___ Source data
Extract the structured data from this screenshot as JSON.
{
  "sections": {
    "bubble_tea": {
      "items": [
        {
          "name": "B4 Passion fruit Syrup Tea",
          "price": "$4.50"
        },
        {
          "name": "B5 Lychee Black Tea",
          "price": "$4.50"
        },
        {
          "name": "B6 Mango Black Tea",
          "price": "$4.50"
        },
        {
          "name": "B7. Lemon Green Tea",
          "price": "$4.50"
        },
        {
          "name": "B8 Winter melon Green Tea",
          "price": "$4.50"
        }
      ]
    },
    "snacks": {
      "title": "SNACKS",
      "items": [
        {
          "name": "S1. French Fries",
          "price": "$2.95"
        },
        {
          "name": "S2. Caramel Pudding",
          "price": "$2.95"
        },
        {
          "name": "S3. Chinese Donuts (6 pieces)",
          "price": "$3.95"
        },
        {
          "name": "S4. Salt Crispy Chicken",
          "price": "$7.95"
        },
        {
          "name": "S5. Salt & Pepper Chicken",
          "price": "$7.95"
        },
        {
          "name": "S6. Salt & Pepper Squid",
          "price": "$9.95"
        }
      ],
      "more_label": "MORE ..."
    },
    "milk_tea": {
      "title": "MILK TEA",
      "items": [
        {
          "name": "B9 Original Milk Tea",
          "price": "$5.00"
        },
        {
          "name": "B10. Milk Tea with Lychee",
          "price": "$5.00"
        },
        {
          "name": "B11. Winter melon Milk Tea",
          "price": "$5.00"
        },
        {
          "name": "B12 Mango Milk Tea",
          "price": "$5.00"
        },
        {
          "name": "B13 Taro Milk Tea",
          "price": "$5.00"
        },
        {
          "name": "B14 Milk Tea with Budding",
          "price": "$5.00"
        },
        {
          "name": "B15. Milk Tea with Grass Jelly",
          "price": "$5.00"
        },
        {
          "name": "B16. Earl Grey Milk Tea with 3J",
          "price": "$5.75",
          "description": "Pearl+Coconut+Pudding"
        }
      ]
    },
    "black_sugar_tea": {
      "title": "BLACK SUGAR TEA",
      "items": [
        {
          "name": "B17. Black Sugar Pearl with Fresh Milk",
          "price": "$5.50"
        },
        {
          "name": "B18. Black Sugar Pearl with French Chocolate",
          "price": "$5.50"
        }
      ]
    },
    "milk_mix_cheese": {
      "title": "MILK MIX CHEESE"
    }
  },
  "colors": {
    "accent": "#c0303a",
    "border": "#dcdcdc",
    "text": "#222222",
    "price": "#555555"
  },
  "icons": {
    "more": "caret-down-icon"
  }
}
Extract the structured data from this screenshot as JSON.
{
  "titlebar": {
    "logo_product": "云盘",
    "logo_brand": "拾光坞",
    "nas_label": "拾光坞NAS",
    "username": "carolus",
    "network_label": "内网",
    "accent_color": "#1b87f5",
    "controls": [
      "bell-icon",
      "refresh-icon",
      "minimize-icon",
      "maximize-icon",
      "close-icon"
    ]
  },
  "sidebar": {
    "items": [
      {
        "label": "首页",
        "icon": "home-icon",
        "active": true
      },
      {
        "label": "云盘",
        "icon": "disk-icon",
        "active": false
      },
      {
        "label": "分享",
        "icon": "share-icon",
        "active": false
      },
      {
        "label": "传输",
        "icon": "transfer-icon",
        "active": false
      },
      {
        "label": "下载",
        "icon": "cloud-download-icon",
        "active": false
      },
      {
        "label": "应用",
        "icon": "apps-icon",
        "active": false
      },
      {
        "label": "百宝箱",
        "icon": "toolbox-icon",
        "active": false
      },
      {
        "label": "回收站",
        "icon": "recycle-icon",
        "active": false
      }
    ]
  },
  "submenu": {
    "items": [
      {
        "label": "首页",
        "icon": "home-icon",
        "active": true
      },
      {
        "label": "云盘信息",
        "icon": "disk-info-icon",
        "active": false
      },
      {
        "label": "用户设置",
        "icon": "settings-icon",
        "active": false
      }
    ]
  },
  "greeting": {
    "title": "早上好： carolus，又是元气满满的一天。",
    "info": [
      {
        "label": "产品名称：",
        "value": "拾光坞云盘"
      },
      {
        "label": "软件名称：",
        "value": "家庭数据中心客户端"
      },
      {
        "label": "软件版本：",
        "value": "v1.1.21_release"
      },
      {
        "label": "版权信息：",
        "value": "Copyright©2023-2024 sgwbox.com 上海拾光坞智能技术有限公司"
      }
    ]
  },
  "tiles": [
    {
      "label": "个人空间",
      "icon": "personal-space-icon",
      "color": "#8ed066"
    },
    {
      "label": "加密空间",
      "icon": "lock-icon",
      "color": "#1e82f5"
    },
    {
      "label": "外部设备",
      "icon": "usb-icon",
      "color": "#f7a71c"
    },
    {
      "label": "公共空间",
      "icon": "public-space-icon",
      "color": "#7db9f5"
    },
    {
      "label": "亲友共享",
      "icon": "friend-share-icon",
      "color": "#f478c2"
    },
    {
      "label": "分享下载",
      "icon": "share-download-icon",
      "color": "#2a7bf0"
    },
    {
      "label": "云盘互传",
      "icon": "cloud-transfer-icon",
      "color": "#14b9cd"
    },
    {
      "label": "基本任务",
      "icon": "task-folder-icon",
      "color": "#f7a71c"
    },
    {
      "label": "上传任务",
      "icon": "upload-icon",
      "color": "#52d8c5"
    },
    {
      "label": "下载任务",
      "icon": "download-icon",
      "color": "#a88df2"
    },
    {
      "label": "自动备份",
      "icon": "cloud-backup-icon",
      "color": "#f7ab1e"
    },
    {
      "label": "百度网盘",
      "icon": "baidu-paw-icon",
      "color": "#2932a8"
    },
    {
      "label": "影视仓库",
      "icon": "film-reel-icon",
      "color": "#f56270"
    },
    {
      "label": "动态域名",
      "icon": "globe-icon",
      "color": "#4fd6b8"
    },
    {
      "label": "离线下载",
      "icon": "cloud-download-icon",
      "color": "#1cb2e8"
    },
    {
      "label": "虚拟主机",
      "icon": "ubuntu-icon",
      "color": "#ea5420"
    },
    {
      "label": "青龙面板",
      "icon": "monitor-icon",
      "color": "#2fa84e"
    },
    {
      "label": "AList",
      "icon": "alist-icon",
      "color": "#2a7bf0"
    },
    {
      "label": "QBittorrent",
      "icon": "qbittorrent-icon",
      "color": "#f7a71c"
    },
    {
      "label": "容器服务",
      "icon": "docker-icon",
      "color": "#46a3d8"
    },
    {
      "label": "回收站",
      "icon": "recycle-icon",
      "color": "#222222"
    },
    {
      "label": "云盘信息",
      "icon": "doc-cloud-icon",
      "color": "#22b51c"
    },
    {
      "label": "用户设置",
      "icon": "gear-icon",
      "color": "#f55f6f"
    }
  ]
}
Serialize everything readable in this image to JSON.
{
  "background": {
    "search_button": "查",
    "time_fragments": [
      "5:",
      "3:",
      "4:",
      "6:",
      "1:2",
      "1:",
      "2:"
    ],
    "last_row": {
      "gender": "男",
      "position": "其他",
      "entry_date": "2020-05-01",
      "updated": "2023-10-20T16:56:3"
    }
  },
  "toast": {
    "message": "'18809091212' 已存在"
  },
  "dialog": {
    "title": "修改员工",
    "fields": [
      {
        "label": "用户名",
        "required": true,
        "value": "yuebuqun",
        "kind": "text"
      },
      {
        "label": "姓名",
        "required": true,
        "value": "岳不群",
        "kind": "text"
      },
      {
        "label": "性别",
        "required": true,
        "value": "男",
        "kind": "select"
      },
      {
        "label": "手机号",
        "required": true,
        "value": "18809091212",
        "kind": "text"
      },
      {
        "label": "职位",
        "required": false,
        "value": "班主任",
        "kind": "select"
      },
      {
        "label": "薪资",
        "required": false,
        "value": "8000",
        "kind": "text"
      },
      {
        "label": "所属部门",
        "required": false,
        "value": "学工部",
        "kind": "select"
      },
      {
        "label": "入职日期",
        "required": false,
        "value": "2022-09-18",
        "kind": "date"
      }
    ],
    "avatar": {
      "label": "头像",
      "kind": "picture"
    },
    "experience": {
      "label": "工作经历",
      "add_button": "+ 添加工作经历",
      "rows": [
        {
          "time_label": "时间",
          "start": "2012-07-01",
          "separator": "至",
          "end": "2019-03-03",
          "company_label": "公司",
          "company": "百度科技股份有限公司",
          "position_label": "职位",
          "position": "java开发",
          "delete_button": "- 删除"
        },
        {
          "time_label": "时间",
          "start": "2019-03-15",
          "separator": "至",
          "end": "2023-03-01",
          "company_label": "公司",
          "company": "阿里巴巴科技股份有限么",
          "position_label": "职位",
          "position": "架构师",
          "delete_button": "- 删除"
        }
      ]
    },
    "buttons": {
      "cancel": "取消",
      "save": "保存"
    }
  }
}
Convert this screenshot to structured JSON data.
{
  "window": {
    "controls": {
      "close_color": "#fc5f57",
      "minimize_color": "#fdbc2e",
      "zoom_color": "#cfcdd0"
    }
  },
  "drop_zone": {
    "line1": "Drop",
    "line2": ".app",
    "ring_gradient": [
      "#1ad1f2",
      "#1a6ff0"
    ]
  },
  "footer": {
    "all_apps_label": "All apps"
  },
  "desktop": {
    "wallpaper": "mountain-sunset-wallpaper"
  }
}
______
▶ _Stated task_:
Starting at the line that contains "Convert this screenshot", copy each line exactly through the end of the listing above. Include that first line and the last one, and add nothing.

▶ _Output of the exercise_:
Convert this screenshot to structured JSON data.
{
  "window": {
    "controls": {
      "close_color": "#fc5f57",
      "minimize_color": "#fdbc2e",
      "zoom_color": "#cfcdd0"
    }
  },
  "drop_zone": {
    "line1": "Drop",
    "line2": ".app",
    "ring_gradient": [
      "#1ad1f2",
      "#1a6ff0"
    ]
  },
  "footer": {
    "all_apps_label": "All apps"
  },
  "desktop": {
    "wallpaper": "mountain-sunset-wallpaper"
  }
}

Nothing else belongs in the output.